GIVEN EXERCISE: Pictures stay out of the copy; restate everything else in the material exactly.

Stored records
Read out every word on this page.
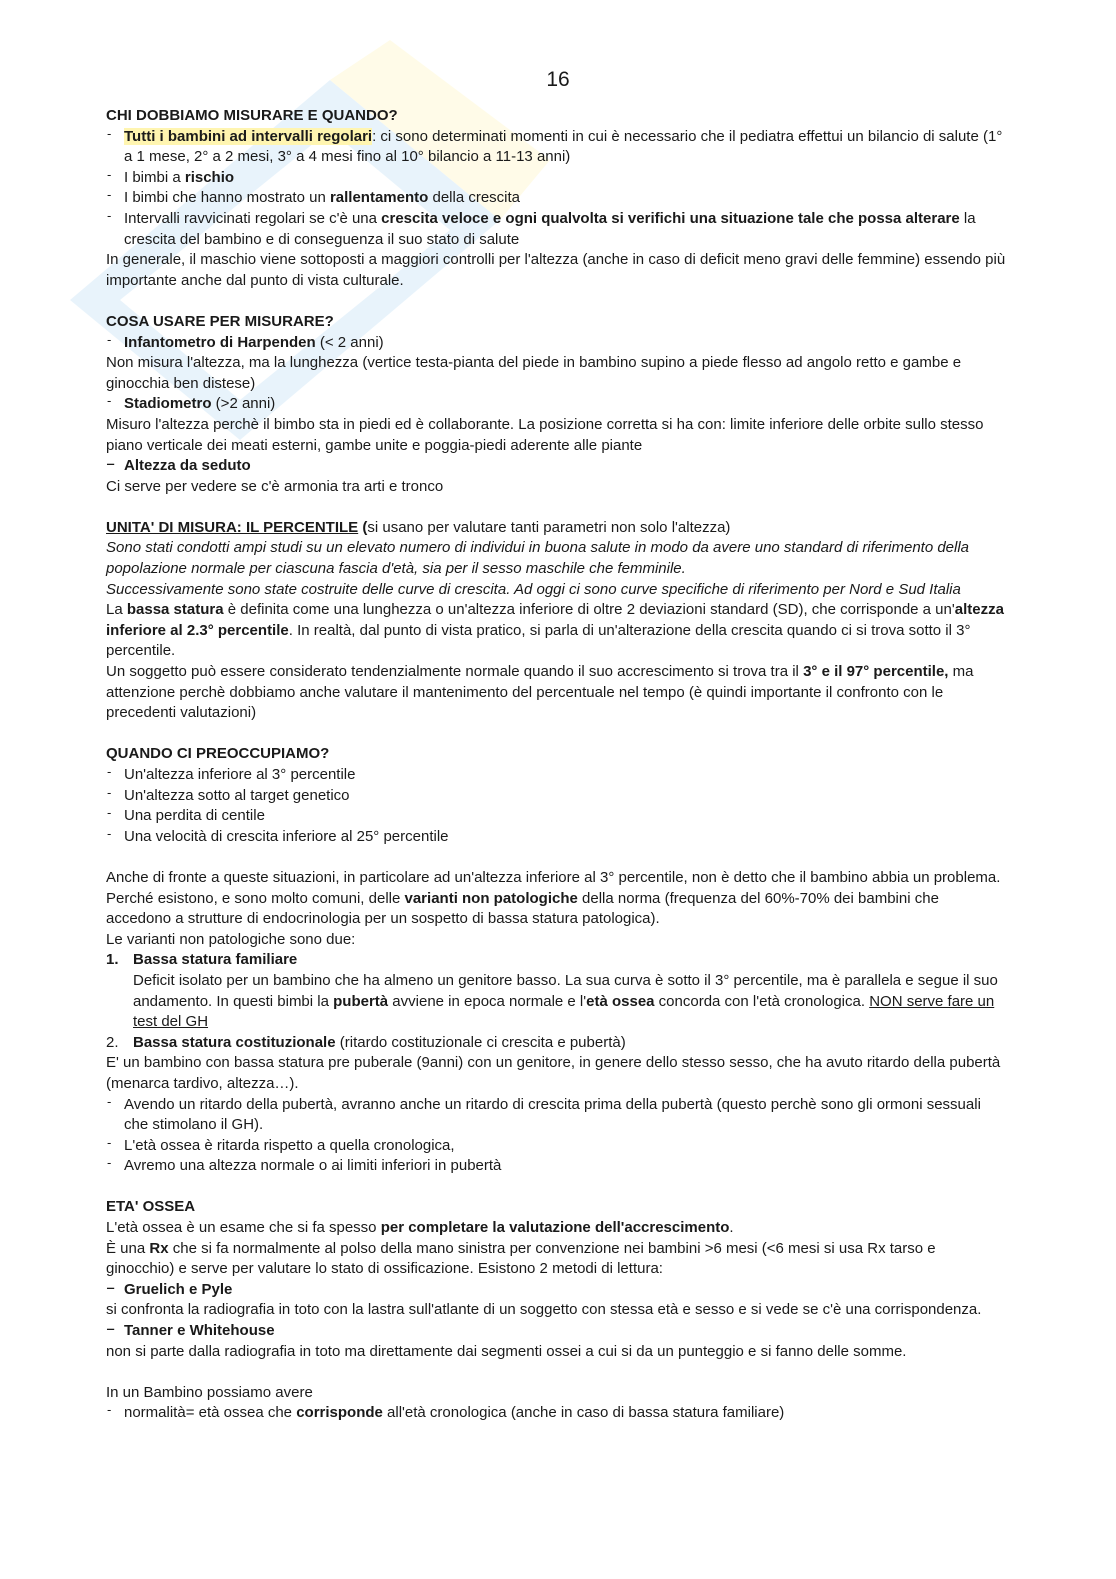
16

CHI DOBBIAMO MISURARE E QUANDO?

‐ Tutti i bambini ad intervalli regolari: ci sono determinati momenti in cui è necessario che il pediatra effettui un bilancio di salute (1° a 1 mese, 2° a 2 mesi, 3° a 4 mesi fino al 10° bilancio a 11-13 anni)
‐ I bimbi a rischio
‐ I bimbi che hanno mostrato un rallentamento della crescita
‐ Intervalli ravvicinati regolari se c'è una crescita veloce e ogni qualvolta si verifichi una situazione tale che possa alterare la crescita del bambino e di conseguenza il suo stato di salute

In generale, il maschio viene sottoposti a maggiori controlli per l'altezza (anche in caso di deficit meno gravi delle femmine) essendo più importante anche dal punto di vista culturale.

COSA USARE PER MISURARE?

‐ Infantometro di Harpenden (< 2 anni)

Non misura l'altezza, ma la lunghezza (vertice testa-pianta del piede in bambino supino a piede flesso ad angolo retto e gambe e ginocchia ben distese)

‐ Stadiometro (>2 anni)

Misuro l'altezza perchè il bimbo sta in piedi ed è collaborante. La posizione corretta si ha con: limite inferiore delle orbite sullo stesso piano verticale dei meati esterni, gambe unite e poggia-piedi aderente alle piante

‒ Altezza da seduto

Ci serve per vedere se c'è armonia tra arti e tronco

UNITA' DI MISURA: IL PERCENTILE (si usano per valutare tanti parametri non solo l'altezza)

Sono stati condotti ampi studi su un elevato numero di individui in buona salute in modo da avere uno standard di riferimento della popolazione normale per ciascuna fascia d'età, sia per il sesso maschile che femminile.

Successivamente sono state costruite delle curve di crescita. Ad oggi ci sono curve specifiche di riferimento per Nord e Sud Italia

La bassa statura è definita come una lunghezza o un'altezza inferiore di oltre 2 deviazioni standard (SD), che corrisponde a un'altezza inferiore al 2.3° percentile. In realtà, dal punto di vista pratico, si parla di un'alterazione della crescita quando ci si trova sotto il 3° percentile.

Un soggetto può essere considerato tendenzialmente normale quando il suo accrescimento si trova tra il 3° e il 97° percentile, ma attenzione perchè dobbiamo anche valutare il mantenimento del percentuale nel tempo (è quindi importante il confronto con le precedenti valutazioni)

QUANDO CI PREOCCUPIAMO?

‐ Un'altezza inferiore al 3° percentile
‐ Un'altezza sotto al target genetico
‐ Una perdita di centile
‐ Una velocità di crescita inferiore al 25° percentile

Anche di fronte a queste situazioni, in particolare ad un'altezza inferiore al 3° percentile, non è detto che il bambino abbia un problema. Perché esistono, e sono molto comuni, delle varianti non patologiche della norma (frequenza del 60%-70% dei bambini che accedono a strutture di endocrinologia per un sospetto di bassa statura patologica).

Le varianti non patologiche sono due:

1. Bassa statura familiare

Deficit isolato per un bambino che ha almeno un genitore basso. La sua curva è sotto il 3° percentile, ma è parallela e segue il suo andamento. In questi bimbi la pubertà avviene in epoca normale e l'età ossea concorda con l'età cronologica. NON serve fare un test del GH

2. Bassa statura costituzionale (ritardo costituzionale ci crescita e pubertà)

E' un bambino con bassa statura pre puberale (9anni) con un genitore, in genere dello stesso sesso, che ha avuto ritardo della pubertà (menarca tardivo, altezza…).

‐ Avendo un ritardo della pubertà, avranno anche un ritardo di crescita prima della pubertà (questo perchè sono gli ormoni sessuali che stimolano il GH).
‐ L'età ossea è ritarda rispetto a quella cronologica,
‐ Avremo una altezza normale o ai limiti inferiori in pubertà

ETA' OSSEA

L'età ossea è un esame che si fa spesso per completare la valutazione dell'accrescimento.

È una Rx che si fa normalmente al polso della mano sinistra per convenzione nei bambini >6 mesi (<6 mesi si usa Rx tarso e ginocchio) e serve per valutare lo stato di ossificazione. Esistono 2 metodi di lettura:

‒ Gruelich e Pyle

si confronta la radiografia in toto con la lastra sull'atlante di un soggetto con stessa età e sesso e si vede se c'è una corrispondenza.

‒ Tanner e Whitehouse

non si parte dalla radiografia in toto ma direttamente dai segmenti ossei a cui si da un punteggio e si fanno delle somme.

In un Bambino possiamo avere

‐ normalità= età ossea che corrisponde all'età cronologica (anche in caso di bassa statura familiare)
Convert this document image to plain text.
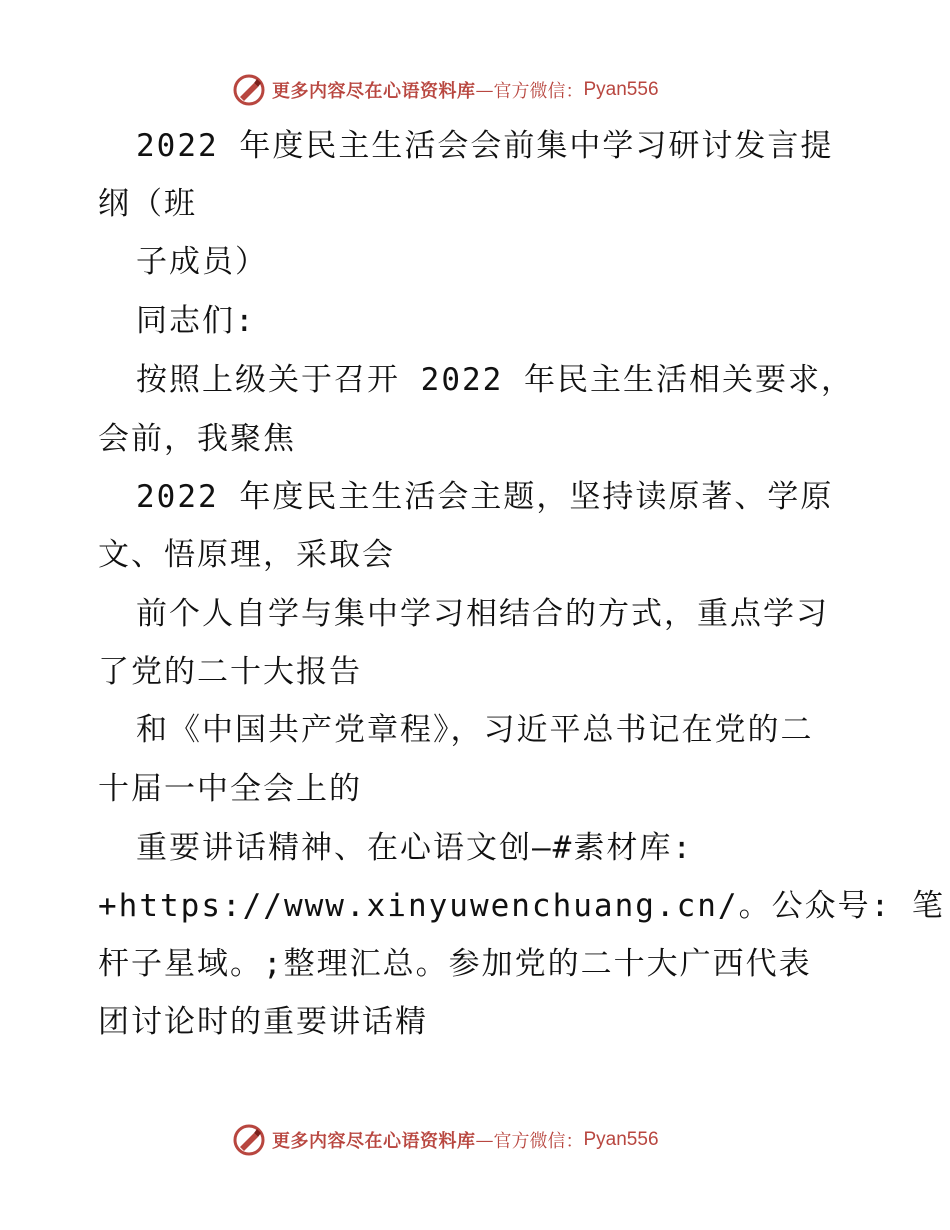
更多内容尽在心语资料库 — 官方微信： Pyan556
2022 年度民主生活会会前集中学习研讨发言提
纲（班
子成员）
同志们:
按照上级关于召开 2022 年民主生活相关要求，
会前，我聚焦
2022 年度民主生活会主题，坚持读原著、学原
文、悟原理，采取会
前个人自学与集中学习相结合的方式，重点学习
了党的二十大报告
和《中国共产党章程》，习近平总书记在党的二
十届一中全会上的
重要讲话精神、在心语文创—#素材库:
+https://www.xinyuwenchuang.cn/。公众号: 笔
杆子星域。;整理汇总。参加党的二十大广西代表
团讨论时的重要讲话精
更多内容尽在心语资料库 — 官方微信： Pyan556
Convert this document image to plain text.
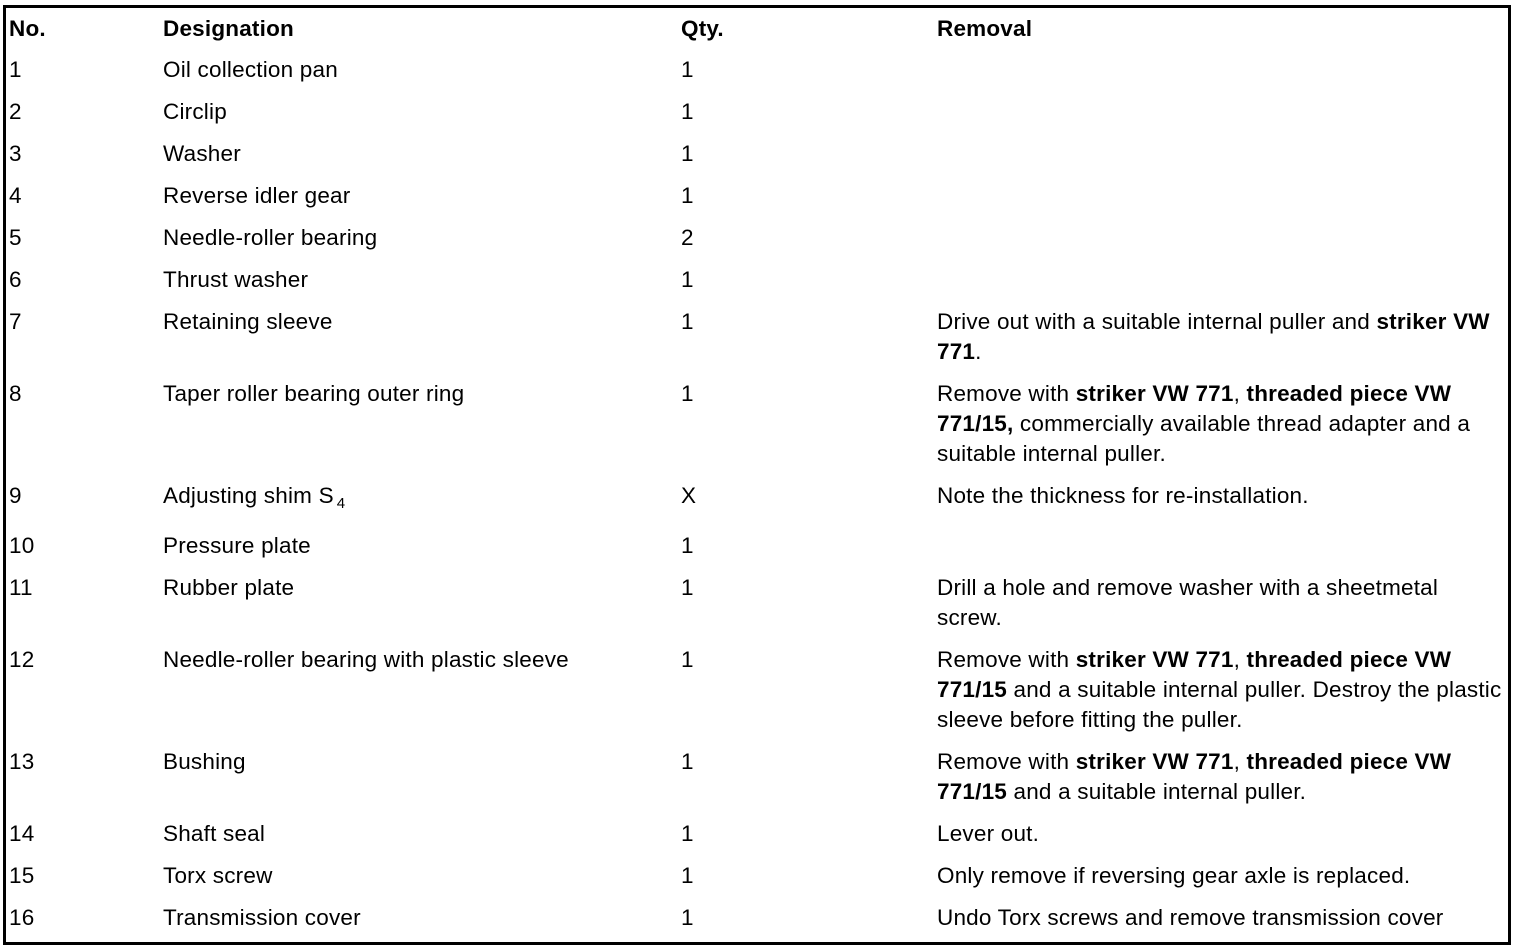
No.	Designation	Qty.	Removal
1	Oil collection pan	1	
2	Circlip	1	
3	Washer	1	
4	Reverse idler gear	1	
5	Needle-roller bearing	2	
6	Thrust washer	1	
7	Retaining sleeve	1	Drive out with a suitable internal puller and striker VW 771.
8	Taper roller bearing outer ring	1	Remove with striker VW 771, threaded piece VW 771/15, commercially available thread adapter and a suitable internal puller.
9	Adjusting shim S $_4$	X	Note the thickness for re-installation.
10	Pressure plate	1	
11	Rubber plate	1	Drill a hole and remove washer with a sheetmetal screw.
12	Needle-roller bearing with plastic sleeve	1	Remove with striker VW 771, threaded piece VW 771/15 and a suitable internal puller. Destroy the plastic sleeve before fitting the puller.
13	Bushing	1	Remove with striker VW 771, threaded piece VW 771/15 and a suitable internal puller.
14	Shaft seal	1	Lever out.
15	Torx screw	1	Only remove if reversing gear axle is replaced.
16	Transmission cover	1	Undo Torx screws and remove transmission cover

EXERCISE ANSWER:
Read out every word on this page.
16

CHI DOBBIAMO MISURARE E QUANDO?

‐ Tutti i bambini ad intervalli regolari: ci sono determinati momenti in cui è necessario che il pediatra effettui un bilancio di salute (1° a 1 mese, 2° a 2 mesi, 3° a 4 mesi fino al 10° bilancio a 11-13 anni)
‐ I bimbi a rischio
‐ I bimbi che hanno mostrato un rallentamento della crescita
‐ Intervalli ravvicinati regolari se c'è una crescita veloce e ogni qualvolta si verifichi una situazione tale che possa alterare la crescita del bambino e di conseguenza il suo stato di salute

In generale, il maschio viene sottoposti a maggiori controlli per l'altezza (anche in caso di deficit meno gravi delle femmine) essendo più importante anche dal punto di vista culturale.

COSA USARE PER MISURARE?

‐ Infantometro di Harpenden (< 2 anni)

Non misura l'altezza, ma la lunghezza (vertice testa-pianta del piede in bambino supino a piede flesso ad angolo retto e gambe e ginocchia ben distese)

‐ Stadiometro (>2 anni)

Misuro l'altezza perchè il bimbo sta in piedi ed è collaborante. La posizione corretta si ha con: limite inferiore delle orbite sullo stesso piano verticale dei meati esterni, gambe unite e poggia-piedi aderente alle piante

‒ Altezza da seduto

Ci serve per vedere se c'è armonia tra arti e tronco

UNITA' DI MISURA: IL PERCENTILE (si usano per valutare tanti parametri non solo l'altezza)

Sono stati condotti ampi studi su un elevato numero di individui in buona salute in modo da avere uno standard di riferimento della popolazione normale per ciascuna fascia d'età, sia per il sesso maschile che femminile.

Successivamente sono state costruite delle curve di crescita. Ad oggi ci sono curve specifiche di riferimento per Nord e Sud Italia

La bassa statura è definita come una lunghezza o un'altezza inferiore di oltre 2 deviazioni standard (SD), che corrisponde a un'altezza inferiore al 2.3° percentile. In realtà, dal punto di vista pratico, si parla di un'alterazione della crescita quando ci si trova sotto il 3° percentile.

Un soggetto può essere considerato tendenzialmente normale quando il suo accrescimento si trova tra il 3° e il 97° percentile, ma attenzione perchè dobbiamo anche valutare il mantenimento del percentuale nel tempo (è quindi importante il confronto con le precedenti valutazioni)

QUANDO CI PREOCCUPIAMO?

‐ Un'altezza inferiore al 3° percentile
‐ Un'altezza sotto al target genetico
‐ Una perdita di centile
‐ Una velocità di crescita inferiore al 25° percentile

Anche di fronte a queste situazioni, in particolare ad un'altezza inferiore al 3° percentile, non è detto che il bambino abbia un problema. Perché esistono, e sono molto comuni, delle varianti non patologiche della norma (frequenza del 60%-70% dei bambini che accedono a strutture di endocrinologia per un sospetto di bassa statura patologica).

Le varianti non patologiche sono due:

1. Bassa statura familiare

Deficit isolato per un bambino che ha almeno un genitore basso. La sua curva è sotto il 3° percentile, ma è parallela e segue il suo andamento. In questi bimbi la pubertà avviene in epoca normale e l'età ossea concorda con l'età cronologica. NON serve fare un test del GH

2. Bassa statura costituzionale (ritardo costituzionale ci crescita e pubertà)

E' un bambino con bassa statura pre puberale (9anni) con un genitore, in genere dello stesso sesso, che ha avuto ritardo della pubertà (menarca tardivo, altezza…).

‐ Avendo un ritardo della pubertà, avranno anche un ritardo di crescita prima della pubertà (questo perchè sono gli ormoni sessuali che stimolano il GH).
‐ L'età ossea è ritarda rispetto a quella cronologica,
‐ Avremo una altezza normale o ai limiti inferiori in pubertà

ETA' OSSEA

L'età ossea è un esame che si fa spesso per completare la valutazione dell'accrescimento.

È una Rx che si fa normalmente al polso della mano sinistra per convenzione nei bambini >6 mesi (<6 mesi si usa Rx tarso e ginocchio) e serve per valutare lo stato di ossificazione. Esistono 2 metodi di lettura:

‒ Gruelich e Pyle

si confronta la radiografia in toto con la lastra sull'atlante di un soggetto con stessa età e sesso e si vede se c'è una corrispondenza.

‒ Tanner e Whitehouse

non si parte dalla radiografia in toto ma direttamente dai segmenti ossei a cui si da un punteggio e si fanno delle somme.

In un Bambino possiamo avere

‐ normalità= età ossea che corrisponde all'età cronologica (anche in caso di bassa statura familiare)
Convert this document image to plain text.
更多内容尽在心语资料库 — 官方微信： Pyan556
2022 年度民主生活会会前集中学习研讨发言提
纲（班
子成员）
同志们:
按照上级关于召开 2022 年民主生活相关要求，
会前，我聚焦
2022 年度民主生活会主题，坚持读原著、学原
文、悟原理，采取会
前个人自学与集中学习相结合的方式，重点学习
了党的二十大报告
和《中国共产党章程》，习近平总书记在党的二
十届一中全会上的
重要讲话精神、在心语文创—#素材库:
+https://www.xinyuwenchuang.cn/。公众号: 笔
杆子星域。;整理汇总。参加党的二十大广西代表
团讨论时的重要讲话精
更多内容尽在心语资料库 — 官方微信： Pyan556
Convert this document image to plain text.
No.	Designation	Qty.	Removal
1	Oil collection pan	1	
2	Circlip	1	
3	Washer	1	
4	Reverse idler gear	1	
5	Needle-roller bearing	2	
6	Thrust washer	1	
7	Retaining sleeve	1	Drive out with a suitable internal puller and striker VW 771.
8	Taper roller bearing outer ring	1	Remove with striker VW 771, threaded piece VW 771/15, commercially available thread adapter and a suitable internal puller.
9	Adjusting shim S $_4$	X	Note the thickness for re-installation.
10	Pressure plate	1	
11	Rubber plate	1	Drill a hole and remove washer with a sheetmetal screw.
12	Needle-roller bearing with plastic sleeve	1	Remove with striker VW 771, threaded piece VW 771/15 and a suitable internal puller. Destroy the plastic sleeve before fitting the puller.
13	Bushing	1	Remove with striker VW 771, threaded piece VW 771/15 and a suitable internal puller.
14	Shaft seal	1	Lever out.
15	Torx screw	1	Only remove if reversing gear axle is replaced.
16	Transmission cover	1	Undo Torx screws and remove transmission cover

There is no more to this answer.